What to do –
Copy each line that contains the string "this".

Records for the task –
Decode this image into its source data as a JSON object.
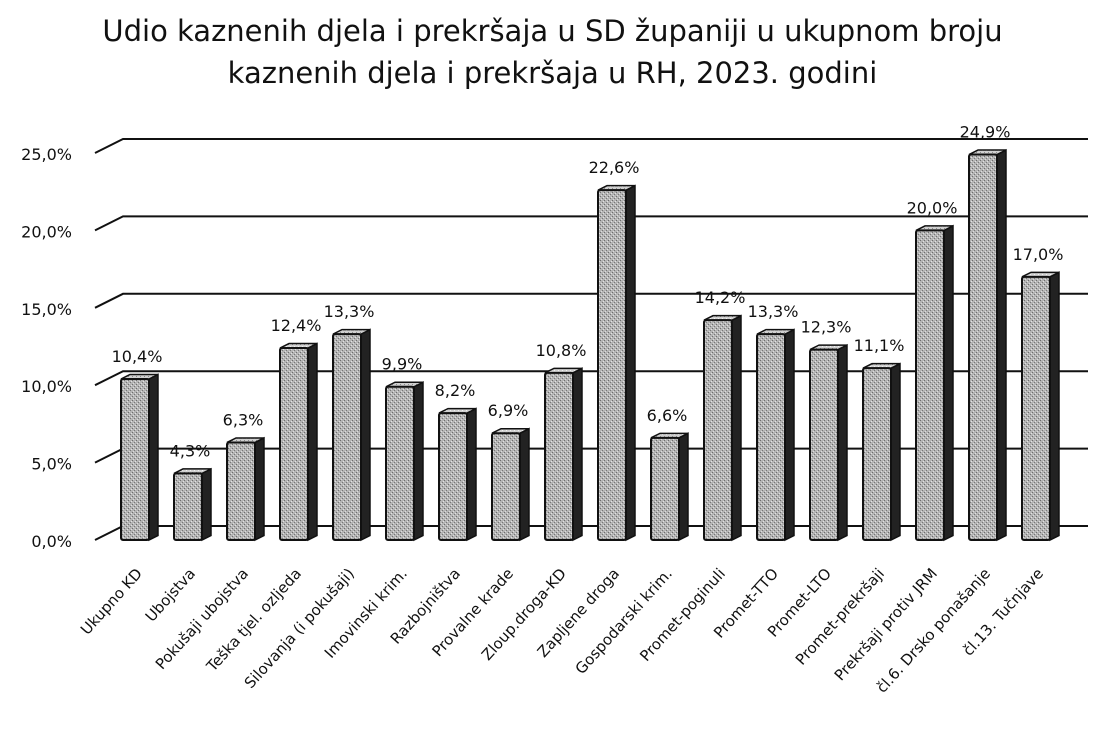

...

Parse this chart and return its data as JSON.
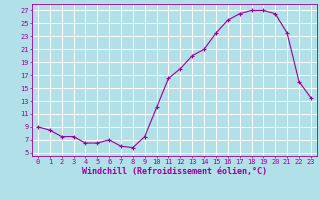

---

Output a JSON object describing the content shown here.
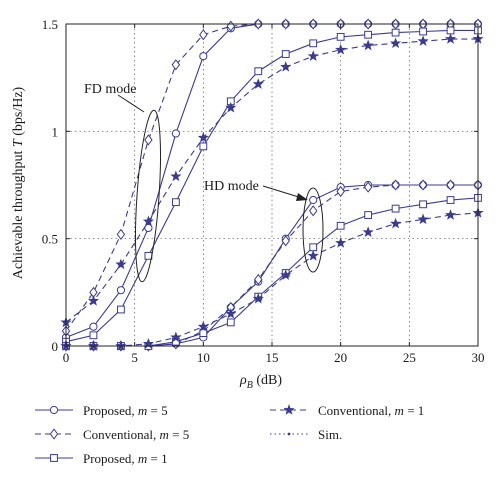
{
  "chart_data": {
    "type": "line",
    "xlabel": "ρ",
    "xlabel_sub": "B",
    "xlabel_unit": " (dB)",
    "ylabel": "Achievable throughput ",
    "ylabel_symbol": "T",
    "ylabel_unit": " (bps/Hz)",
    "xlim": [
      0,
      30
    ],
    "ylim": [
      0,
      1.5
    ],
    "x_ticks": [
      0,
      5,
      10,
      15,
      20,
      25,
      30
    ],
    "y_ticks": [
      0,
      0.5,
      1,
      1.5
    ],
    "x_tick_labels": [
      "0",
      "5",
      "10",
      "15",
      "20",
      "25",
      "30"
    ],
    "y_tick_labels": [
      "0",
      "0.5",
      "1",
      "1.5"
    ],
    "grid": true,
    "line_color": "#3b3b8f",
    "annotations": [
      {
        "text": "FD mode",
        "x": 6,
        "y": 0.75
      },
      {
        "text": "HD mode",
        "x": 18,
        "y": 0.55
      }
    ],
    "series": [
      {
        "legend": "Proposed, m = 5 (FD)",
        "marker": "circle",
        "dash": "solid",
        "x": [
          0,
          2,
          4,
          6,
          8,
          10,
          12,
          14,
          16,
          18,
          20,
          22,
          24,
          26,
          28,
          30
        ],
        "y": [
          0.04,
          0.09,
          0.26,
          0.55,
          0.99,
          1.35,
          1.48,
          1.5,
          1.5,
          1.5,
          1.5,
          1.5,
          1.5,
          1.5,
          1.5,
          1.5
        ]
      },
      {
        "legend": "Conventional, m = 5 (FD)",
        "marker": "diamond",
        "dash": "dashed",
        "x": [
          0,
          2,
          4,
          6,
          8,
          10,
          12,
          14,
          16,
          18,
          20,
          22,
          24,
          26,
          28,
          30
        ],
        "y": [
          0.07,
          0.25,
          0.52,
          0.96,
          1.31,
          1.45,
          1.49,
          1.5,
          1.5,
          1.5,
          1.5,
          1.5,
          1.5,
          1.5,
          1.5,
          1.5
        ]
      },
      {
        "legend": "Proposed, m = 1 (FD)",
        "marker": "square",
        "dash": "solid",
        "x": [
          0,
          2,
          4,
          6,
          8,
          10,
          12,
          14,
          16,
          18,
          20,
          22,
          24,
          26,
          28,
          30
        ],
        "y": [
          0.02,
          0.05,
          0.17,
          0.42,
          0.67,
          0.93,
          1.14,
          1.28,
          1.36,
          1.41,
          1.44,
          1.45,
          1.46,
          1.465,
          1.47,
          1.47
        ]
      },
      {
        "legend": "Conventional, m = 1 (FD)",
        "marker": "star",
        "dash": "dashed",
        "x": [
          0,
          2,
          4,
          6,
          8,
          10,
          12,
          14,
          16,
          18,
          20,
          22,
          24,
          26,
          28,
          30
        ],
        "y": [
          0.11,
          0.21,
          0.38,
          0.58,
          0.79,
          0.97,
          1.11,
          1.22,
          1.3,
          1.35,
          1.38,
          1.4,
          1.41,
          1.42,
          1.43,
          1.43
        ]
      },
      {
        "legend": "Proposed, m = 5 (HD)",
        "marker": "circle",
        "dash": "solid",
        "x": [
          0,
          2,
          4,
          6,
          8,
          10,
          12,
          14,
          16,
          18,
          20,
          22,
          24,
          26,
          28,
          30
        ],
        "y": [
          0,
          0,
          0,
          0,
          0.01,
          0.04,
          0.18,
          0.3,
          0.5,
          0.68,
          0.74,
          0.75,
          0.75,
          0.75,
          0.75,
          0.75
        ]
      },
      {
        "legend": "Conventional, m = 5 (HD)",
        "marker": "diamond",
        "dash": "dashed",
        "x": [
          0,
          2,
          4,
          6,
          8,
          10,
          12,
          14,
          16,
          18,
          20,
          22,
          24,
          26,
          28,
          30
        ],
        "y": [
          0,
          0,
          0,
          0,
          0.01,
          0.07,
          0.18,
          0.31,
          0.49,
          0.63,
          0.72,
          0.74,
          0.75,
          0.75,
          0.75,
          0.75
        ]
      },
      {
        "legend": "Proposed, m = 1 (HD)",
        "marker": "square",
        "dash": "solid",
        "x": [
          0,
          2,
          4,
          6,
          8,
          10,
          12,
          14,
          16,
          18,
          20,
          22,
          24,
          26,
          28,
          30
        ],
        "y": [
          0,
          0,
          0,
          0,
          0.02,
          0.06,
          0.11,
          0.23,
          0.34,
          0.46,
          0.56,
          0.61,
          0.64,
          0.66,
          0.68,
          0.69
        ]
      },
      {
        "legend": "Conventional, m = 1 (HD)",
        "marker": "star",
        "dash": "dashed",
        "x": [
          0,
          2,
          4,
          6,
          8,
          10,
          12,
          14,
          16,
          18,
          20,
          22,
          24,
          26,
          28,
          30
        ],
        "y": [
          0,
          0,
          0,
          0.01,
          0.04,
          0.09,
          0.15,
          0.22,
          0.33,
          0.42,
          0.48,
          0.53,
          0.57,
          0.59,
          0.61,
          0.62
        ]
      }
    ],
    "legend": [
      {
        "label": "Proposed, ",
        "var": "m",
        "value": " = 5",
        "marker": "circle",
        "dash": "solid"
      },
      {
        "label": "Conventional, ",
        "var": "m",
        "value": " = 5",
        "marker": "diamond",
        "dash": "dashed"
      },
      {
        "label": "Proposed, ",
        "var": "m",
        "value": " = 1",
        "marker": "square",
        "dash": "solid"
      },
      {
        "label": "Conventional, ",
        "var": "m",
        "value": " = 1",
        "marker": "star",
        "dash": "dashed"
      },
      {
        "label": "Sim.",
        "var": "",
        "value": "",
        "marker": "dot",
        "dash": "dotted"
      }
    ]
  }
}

Exercise answer –
Decode this image into its source data as a JSON object.
Parse this chart and return its data as JSON.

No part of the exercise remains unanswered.